→ The request: Collect every line that includes the string "vertex".

■ ■ ■ ■ ■

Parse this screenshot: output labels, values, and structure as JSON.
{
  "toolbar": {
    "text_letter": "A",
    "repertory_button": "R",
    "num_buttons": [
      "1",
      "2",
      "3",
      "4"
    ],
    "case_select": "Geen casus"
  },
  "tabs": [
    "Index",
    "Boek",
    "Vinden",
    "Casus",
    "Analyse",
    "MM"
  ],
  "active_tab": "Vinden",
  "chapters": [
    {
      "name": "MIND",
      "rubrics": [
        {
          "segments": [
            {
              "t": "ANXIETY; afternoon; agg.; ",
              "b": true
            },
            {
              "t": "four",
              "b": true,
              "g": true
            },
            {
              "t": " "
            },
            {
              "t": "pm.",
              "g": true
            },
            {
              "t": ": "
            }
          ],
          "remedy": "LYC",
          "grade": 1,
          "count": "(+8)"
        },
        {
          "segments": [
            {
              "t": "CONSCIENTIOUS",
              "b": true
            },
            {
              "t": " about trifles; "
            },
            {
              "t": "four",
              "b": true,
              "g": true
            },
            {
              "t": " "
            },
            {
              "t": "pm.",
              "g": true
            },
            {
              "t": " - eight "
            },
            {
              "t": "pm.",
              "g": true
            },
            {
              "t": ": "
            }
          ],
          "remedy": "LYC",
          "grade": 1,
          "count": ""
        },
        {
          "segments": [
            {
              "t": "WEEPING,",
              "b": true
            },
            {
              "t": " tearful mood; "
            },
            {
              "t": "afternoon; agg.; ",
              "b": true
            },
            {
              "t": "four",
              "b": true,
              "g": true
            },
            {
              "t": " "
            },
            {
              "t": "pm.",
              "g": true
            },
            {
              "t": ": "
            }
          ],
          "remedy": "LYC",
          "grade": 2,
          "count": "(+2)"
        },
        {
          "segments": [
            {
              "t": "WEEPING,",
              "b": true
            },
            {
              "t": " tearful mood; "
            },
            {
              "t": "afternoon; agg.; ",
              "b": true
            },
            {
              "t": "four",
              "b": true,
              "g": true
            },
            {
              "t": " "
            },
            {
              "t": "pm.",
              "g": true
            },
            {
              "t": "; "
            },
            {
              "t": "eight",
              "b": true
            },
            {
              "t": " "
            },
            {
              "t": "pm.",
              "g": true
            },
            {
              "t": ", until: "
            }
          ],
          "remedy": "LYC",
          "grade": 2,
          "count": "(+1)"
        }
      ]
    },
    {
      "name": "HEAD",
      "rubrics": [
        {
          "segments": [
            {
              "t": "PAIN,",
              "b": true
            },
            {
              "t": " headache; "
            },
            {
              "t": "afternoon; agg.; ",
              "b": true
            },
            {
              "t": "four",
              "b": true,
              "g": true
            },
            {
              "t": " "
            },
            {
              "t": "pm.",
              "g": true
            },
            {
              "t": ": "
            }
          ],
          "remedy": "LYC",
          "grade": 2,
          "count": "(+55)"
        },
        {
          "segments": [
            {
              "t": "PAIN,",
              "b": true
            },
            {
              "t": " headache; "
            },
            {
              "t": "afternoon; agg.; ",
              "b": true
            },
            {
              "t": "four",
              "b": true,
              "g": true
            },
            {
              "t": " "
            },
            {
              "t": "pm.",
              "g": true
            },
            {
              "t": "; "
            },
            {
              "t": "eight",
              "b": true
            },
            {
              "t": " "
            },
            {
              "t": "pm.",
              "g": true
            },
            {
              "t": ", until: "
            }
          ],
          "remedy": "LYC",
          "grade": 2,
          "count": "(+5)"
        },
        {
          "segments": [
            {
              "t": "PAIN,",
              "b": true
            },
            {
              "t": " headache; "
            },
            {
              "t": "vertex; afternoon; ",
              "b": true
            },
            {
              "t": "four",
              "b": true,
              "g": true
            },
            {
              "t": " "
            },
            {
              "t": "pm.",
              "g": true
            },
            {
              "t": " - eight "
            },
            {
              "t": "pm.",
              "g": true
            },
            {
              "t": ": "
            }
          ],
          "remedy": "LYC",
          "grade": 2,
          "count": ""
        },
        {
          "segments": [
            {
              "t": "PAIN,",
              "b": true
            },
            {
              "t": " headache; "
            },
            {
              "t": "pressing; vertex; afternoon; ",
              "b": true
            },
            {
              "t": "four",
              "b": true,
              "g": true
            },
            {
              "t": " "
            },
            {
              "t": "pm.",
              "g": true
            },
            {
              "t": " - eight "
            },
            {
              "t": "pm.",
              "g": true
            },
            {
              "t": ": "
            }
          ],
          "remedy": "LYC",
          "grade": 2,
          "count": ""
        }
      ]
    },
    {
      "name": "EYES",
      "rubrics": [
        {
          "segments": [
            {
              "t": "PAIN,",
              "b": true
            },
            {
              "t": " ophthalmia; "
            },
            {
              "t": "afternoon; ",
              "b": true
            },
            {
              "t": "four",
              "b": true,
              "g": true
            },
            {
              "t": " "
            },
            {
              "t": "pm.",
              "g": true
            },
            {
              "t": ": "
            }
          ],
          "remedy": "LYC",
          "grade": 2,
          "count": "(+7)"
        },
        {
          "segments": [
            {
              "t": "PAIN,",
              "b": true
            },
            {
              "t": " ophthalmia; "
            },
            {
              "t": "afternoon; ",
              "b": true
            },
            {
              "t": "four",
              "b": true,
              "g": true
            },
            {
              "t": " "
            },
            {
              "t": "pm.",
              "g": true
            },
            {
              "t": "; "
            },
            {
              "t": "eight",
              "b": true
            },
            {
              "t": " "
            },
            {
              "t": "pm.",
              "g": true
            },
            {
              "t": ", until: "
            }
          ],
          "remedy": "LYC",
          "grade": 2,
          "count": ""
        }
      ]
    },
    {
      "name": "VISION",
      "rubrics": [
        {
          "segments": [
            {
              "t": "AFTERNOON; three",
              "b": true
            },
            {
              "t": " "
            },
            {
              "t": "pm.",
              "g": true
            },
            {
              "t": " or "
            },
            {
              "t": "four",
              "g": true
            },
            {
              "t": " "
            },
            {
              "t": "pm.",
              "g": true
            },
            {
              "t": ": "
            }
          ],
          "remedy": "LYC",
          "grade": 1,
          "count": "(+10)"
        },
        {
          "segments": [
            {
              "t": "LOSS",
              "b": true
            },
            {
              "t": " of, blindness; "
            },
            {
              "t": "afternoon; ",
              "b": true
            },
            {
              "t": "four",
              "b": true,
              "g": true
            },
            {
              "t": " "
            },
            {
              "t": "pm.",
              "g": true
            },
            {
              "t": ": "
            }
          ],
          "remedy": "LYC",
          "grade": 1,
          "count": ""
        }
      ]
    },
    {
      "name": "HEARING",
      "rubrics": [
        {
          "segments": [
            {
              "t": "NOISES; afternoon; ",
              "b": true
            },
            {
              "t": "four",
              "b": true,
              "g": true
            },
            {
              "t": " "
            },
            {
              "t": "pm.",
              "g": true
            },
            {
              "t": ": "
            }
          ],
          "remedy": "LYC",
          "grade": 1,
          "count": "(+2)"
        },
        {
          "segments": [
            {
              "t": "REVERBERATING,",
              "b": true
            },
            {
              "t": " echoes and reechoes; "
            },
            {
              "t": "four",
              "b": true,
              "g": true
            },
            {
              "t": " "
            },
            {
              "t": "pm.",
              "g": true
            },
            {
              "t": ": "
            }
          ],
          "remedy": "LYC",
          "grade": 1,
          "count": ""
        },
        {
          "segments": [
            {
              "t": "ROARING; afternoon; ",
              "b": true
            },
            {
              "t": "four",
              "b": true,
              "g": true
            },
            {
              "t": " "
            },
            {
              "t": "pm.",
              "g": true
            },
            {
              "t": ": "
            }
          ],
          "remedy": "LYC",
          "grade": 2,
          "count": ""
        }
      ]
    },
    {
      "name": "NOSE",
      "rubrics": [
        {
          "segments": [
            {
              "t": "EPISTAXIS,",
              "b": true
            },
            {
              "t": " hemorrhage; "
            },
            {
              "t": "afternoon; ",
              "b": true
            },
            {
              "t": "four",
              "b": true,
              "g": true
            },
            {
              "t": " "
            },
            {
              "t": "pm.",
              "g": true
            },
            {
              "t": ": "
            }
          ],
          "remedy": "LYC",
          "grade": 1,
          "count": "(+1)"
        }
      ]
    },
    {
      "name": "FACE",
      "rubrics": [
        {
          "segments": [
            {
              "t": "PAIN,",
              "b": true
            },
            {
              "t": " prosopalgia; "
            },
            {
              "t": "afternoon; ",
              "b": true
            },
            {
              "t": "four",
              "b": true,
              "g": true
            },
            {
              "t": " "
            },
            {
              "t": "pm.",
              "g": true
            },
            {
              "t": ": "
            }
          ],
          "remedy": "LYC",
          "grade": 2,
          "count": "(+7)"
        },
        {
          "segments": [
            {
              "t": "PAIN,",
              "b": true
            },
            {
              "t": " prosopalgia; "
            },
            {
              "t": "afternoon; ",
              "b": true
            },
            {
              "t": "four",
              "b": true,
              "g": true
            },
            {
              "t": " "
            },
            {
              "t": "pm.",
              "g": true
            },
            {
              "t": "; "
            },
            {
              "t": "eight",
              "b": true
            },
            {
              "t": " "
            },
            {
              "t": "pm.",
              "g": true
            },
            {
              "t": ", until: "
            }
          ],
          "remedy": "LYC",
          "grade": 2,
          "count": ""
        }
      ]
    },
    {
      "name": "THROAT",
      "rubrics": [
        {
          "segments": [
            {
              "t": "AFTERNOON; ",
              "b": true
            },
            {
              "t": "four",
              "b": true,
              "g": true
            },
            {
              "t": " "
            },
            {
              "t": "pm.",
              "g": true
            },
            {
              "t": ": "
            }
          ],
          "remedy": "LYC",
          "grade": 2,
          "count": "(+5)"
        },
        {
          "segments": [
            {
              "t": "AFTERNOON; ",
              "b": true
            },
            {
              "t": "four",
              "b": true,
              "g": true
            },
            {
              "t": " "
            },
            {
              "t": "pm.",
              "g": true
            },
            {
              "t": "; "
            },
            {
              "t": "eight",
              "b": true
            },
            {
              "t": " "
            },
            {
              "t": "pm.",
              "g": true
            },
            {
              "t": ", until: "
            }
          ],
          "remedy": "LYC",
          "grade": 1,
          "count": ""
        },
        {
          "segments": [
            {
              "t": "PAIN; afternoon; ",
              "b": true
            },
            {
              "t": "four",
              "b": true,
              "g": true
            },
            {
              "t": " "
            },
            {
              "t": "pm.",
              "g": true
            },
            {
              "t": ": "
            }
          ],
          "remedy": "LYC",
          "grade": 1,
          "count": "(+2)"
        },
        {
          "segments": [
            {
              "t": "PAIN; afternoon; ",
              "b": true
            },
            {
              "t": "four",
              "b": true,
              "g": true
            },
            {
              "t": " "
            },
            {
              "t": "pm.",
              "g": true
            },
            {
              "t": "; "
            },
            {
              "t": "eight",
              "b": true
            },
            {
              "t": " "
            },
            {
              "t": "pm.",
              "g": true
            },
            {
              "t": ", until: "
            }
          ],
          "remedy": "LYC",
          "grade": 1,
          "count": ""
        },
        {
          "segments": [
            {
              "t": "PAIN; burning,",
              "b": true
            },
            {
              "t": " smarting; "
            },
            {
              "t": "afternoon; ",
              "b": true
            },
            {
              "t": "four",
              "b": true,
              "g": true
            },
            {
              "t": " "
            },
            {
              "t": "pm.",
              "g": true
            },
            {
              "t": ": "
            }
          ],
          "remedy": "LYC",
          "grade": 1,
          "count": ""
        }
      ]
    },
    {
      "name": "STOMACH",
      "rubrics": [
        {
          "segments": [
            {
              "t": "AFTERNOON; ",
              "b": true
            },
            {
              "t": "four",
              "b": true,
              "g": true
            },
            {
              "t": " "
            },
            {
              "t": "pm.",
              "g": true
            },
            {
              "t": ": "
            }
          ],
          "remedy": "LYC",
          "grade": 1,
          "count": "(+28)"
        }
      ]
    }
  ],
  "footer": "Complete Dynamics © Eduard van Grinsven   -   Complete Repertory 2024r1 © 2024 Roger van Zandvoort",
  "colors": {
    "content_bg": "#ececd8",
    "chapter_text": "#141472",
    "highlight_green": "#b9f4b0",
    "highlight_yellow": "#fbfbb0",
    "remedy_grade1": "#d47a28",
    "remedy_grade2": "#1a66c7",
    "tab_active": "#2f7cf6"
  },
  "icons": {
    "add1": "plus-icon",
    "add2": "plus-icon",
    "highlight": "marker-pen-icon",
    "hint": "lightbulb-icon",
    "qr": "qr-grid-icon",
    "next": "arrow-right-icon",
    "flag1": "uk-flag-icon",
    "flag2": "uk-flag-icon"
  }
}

■ ■ ■ ■ ■

→ Exercise answer:
              "t": "vertex; afternoon; ",
              "t": "pressing; vertex; afternoon; ",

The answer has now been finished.